■ Stated exercise ■
Work out how many lines of the data hold the string "subscript", and reply with that number alone.

■ Data extracted from a collection ■
+++

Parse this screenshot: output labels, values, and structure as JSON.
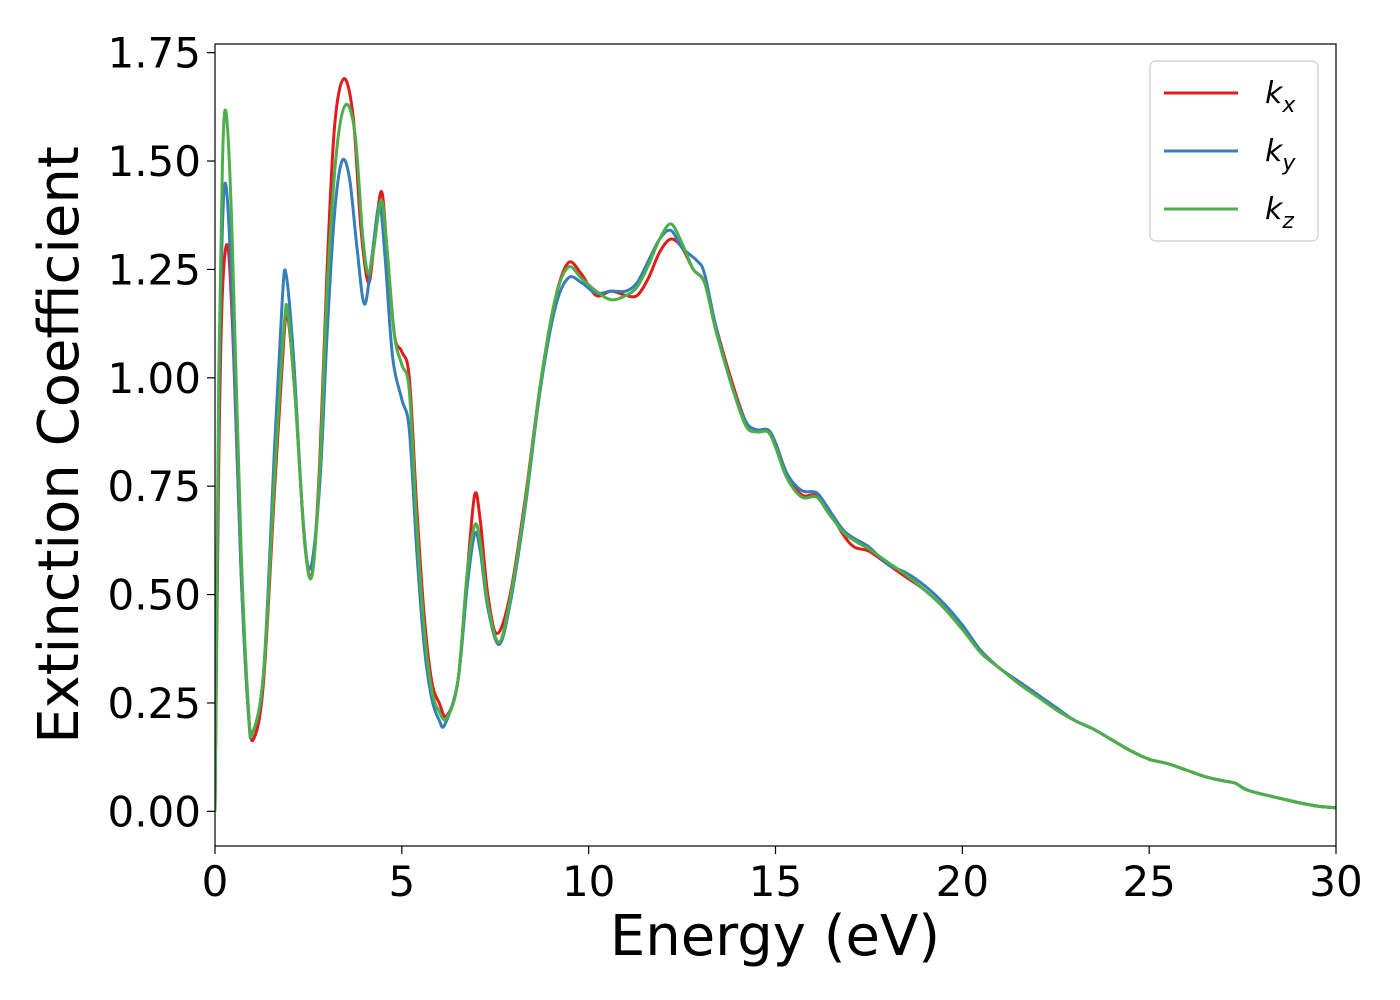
{
  "chart_data": {
    "type": "line",
    "xlabel": "Energy (eV)",
    "ylabel": "Extinction Coefficient",
    "xlim": [
      0,
      30
    ],
    "ylim": [
      -0.08,
      1.77
    ],
    "xticks": [
      0,
      5,
      10,
      15,
      20,
      25,
      30
    ],
    "xtick_labels": [
      "0",
      "5",
      "10",
      "15",
      "20",
      "25",
      "30"
    ],
    "yticks": [
      0.0,
      0.25,
      0.5,
      0.75,
      1.0,
      1.25,
      1.5,
      1.75
    ],
    "ytick_labels": [
      "0.00",
      "0.25",
      "0.50",
      "0.75",
      "1.00",
      "1.25",
      "1.50",
      "1.75"
    ],
    "grid": false,
    "legend": {
      "location": "top-right"
    },
    "series": [
      {
        "name": "k",
        "subscript": "x",
        "color": "#e41a1c",
        "points": [
          [
            0,
            0.0
          ],
          [
            0.1,
            0.8
          ],
          [
            0.2,
            1.2
          ],
          [
            0.35,
            1.3
          ],
          [
            0.5,
            1.05
          ],
          [
            0.7,
            0.55
          ],
          [
            0.9,
            0.22
          ],
          [
            1.05,
            0.17
          ],
          [
            1.3,
            0.3
          ],
          [
            1.6,
            0.75
          ],
          [
            1.85,
            1.1
          ],
          [
            1.95,
            1.14
          ],
          [
            2.15,
            0.95
          ],
          [
            2.4,
            0.62
          ],
          [
            2.6,
            0.55
          ],
          [
            2.8,
            0.8
          ],
          [
            3.0,
            1.25
          ],
          [
            3.2,
            1.58
          ],
          [
            3.45,
            1.69
          ],
          [
            3.7,
            1.6
          ],
          [
            3.9,
            1.35
          ],
          [
            4.1,
            1.22
          ],
          [
            4.25,
            1.3
          ],
          [
            4.45,
            1.43
          ],
          [
            4.6,
            1.3
          ],
          [
            4.8,
            1.1
          ],
          [
            5.0,
            1.06
          ],
          [
            5.2,
            1.0
          ],
          [
            5.4,
            0.7
          ],
          [
            5.6,
            0.45
          ],
          [
            5.8,
            0.3
          ],
          [
            6.0,
            0.25
          ],
          [
            6.2,
            0.22
          ],
          [
            6.5,
            0.3
          ],
          [
            6.75,
            0.55
          ],
          [
            6.95,
            0.73
          ],
          [
            7.1,
            0.67
          ],
          [
            7.3,
            0.5
          ],
          [
            7.55,
            0.41
          ],
          [
            7.9,
            0.5
          ],
          [
            8.3,
            0.72
          ],
          [
            8.7,
            0.98
          ],
          [
            9.1,
            1.18
          ],
          [
            9.45,
            1.265
          ],
          [
            9.8,
            1.24
          ],
          [
            10.2,
            1.19
          ],
          [
            10.6,
            1.2
          ],
          [
            11.0,
            1.19
          ],
          [
            11.3,
            1.19
          ],
          [
            11.6,
            1.23
          ],
          [
            11.9,
            1.29
          ],
          [
            12.2,
            1.32
          ],
          [
            12.5,
            1.3
          ],
          [
            12.8,
            1.25
          ],
          [
            13.1,
            1.22
          ],
          [
            13.4,
            1.12
          ],
          [
            13.8,
            1.0
          ],
          [
            14.2,
            0.9
          ],
          [
            14.5,
            0.88
          ],
          [
            14.8,
            0.88
          ],
          [
            15.0,
            0.85
          ],
          [
            15.3,
            0.78
          ],
          [
            15.7,
            0.73
          ],
          [
            16.1,
            0.73
          ],
          [
            16.4,
            0.7
          ],
          [
            16.8,
            0.64
          ],
          [
            17.1,
            0.61
          ],
          [
            17.5,
            0.6
          ],
          [
            18.0,
            0.57
          ],
          [
            18.5,
            0.54
          ],
          [
            19.0,
            0.51
          ],
          [
            19.5,
            0.47
          ],
          [
            20.0,
            0.42
          ],
          [
            20.5,
            0.37
          ],
          [
            21.0,
            0.33
          ],
          [
            21.5,
            0.3
          ],
          [
            22.0,
            0.27
          ],
          [
            22.5,
            0.235
          ],
          [
            23.0,
            0.21
          ],
          [
            23.5,
            0.19
          ],
          [
            24.0,
            0.165
          ],
          [
            24.5,
            0.14
          ],
          [
            25.0,
            0.12
          ],
          [
            25.5,
            0.11
          ],
          [
            26.0,
            0.095
          ],
          [
            26.5,
            0.08
          ],
          [
            27.0,
            0.07
          ],
          [
            27.3,
            0.065
          ],
          [
            27.6,
            0.05
          ],
          [
            28.0,
            0.04
          ],
          [
            28.5,
            0.03
          ],
          [
            29.0,
            0.02
          ],
          [
            29.5,
            0.012
          ],
          [
            30.0,
            0.008
          ]
        ]
      },
      {
        "name": "k",
        "subscript": "y",
        "color": "#377eb8",
        "points": [
          [
            0,
            0.0
          ],
          [
            0.1,
            0.9
          ],
          [
            0.2,
            1.35
          ],
          [
            0.3,
            1.44
          ],
          [
            0.45,
            1.2
          ],
          [
            0.7,
            0.55
          ],
          [
            0.9,
            0.22
          ],
          [
            1.0,
            0.18
          ],
          [
            1.3,
            0.32
          ],
          [
            1.6,
            0.85
          ],
          [
            1.8,
            1.18
          ],
          [
            1.9,
            1.24
          ],
          [
            2.1,
            1.05
          ],
          [
            2.35,
            0.68
          ],
          [
            2.55,
            0.56
          ],
          [
            2.8,
            0.75
          ],
          [
            3.0,
            1.1
          ],
          [
            3.2,
            1.38
          ],
          [
            3.4,
            1.5
          ],
          [
            3.6,
            1.46
          ],
          [
            3.8,
            1.3
          ],
          [
            4.0,
            1.17
          ],
          [
            4.2,
            1.28
          ],
          [
            4.4,
            1.4
          ],
          [
            4.55,
            1.28
          ],
          [
            4.75,
            1.05
          ],
          [
            5.0,
            0.95
          ],
          [
            5.2,
            0.88
          ],
          [
            5.4,
            0.6
          ],
          [
            5.6,
            0.38
          ],
          [
            5.8,
            0.26
          ],
          [
            6.0,
            0.21
          ],
          [
            6.15,
            0.2
          ],
          [
            6.5,
            0.3
          ],
          [
            6.75,
            0.52
          ],
          [
            6.95,
            0.64
          ],
          [
            7.1,
            0.6
          ],
          [
            7.3,
            0.47
          ],
          [
            7.6,
            0.385
          ],
          [
            7.9,
            0.48
          ],
          [
            8.3,
            0.7
          ],
          [
            8.7,
            0.97
          ],
          [
            9.1,
            1.16
          ],
          [
            9.45,
            1.23
          ],
          [
            9.8,
            1.22
          ],
          [
            10.2,
            1.195
          ],
          [
            10.6,
            1.2
          ],
          [
            11.0,
            1.2
          ],
          [
            11.3,
            1.22
          ],
          [
            11.6,
            1.27
          ],
          [
            11.9,
            1.32
          ],
          [
            12.2,
            1.34
          ],
          [
            12.5,
            1.3
          ],
          [
            12.9,
            1.27
          ],
          [
            13.1,
            1.24
          ],
          [
            13.4,
            1.12
          ],
          [
            13.8,
            0.99
          ],
          [
            14.2,
            0.9
          ],
          [
            14.5,
            0.88
          ],
          [
            14.8,
            0.88
          ],
          [
            15.0,
            0.85
          ],
          [
            15.3,
            0.78
          ],
          [
            15.7,
            0.74
          ],
          [
            16.1,
            0.735
          ],
          [
            16.4,
            0.7
          ],
          [
            16.8,
            0.65
          ],
          [
            17.1,
            0.63
          ],
          [
            17.5,
            0.61
          ],
          [
            18.0,
            0.57
          ],
          [
            18.5,
            0.55
          ],
          [
            19.0,
            0.52
          ],
          [
            19.5,
            0.48
          ],
          [
            20.0,
            0.43
          ],
          [
            20.5,
            0.37
          ],
          [
            21.0,
            0.33
          ],
          [
            21.5,
            0.3
          ],
          [
            22.0,
            0.27
          ],
          [
            22.5,
            0.24
          ],
          [
            23.0,
            0.21
          ],
          [
            23.5,
            0.19
          ],
          [
            24.0,
            0.165
          ],
          [
            24.5,
            0.14
          ],
          [
            25.0,
            0.12
          ],
          [
            25.5,
            0.11
          ],
          [
            26.0,
            0.095
          ],
          [
            26.5,
            0.08
          ],
          [
            27.0,
            0.07
          ],
          [
            27.3,
            0.065
          ],
          [
            27.6,
            0.05
          ],
          [
            28.0,
            0.04
          ],
          [
            28.5,
            0.03
          ],
          [
            29.0,
            0.02
          ],
          [
            29.5,
            0.012
          ],
          [
            30.0,
            0.008
          ]
        ]
      },
      {
        "name": "k",
        "subscript": "z",
        "color": "#4daf4a",
        "points": [
          [
            0,
            0.0
          ],
          [
            0.1,
            1.0
          ],
          [
            0.2,
            1.5
          ],
          [
            0.3,
            1.61
          ],
          [
            0.45,
            1.35
          ],
          [
            0.7,
            0.6
          ],
          [
            0.9,
            0.23
          ],
          [
            1.0,
            0.18
          ],
          [
            1.3,
            0.32
          ],
          [
            1.6,
            0.78
          ],
          [
            1.85,
            1.12
          ],
          [
            1.95,
            1.15
          ],
          [
            2.15,
            0.95
          ],
          [
            2.4,
            0.62
          ],
          [
            2.6,
            0.545
          ],
          [
            2.8,
            0.78
          ],
          [
            3.0,
            1.2
          ],
          [
            3.25,
            1.52
          ],
          [
            3.5,
            1.63
          ],
          [
            3.75,
            1.56
          ],
          [
            3.95,
            1.33
          ],
          [
            4.1,
            1.24
          ],
          [
            4.25,
            1.3
          ],
          [
            4.45,
            1.41
          ],
          [
            4.6,
            1.3
          ],
          [
            4.8,
            1.1
          ],
          [
            5.0,
            1.03
          ],
          [
            5.2,
            0.97
          ],
          [
            5.4,
            0.66
          ],
          [
            5.6,
            0.42
          ],
          [
            5.8,
            0.28
          ],
          [
            6.0,
            0.23
          ],
          [
            6.2,
            0.215
          ],
          [
            6.5,
            0.3
          ],
          [
            6.75,
            0.55
          ],
          [
            6.95,
            0.66
          ],
          [
            7.1,
            0.62
          ],
          [
            7.3,
            0.48
          ],
          [
            7.6,
            0.39
          ],
          [
            7.9,
            0.49
          ],
          [
            8.3,
            0.71
          ],
          [
            8.7,
            0.98
          ],
          [
            9.1,
            1.18
          ],
          [
            9.45,
            1.255
          ],
          [
            9.8,
            1.23
          ],
          [
            10.2,
            1.2
          ],
          [
            10.6,
            1.18
          ],
          [
            11.0,
            1.19
          ],
          [
            11.3,
            1.21
          ],
          [
            11.6,
            1.26
          ],
          [
            11.9,
            1.32
          ],
          [
            12.2,
            1.355
          ],
          [
            12.5,
            1.31
          ],
          [
            12.8,
            1.25
          ],
          [
            13.1,
            1.22
          ],
          [
            13.4,
            1.11
          ],
          [
            13.8,
            0.99
          ],
          [
            14.2,
            0.89
          ],
          [
            14.5,
            0.875
          ],
          [
            14.8,
            0.875
          ],
          [
            15.0,
            0.84
          ],
          [
            15.3,
            0.77
          ],
          [
            15.7,
            0.725
          ],
          [
            16.1,
            0.725
          ],
          [
            16.4,
            0.69
          ],
          [
            16.8,
            0.645
          ],
          [
            17.1,
            0.625
          ],
          [
            17.5,
            0.605
          ],
          [
            18.0,
            0.575
          ],
          [
            18.5,
            0.545
          ],
          [
            19.0,
            0.51
          ],
          [
            19.5,
            0.47
          ],
          [
            20.0,
            0.42
          ],
          [
            20.5,
            0.365
          ],
          [
            21.0,
            0.33
          ],
          [
            21.5,
            0.295
          ],
          [
            22.0,
            0.265
          ],
          [
            22.5,
            0.235
          ],
          [
            23.0,
            0.21
          ],
          [
            23.5,
            0.19
          ],
          [
            24.0,
            0.165
          ],
          [
            24.5,
            0.14
          ],
          [
            25.0,
            0.12
          ],
          [
            25.5,
            0.11
          ],
          [
            26.0,
            0.095
          ],
          [
            26.5,
            0.08
          ],
          [
            27.0,
            0.07
          ],
          [
            27.3,
            0.065
          ],
          [
            27.6,
            0.05
          ],
          [
            28.0,
            0.04
          ],
          [
            28.5,
            0.03
          ],
          [
            29.0,
            0.02
          ],
          [
            29.5,
            0.012
          ],
          [
            30.0,
            0.008
          ]
        ]
      }
    ]
  }
}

+++

■ Exercise response ■
3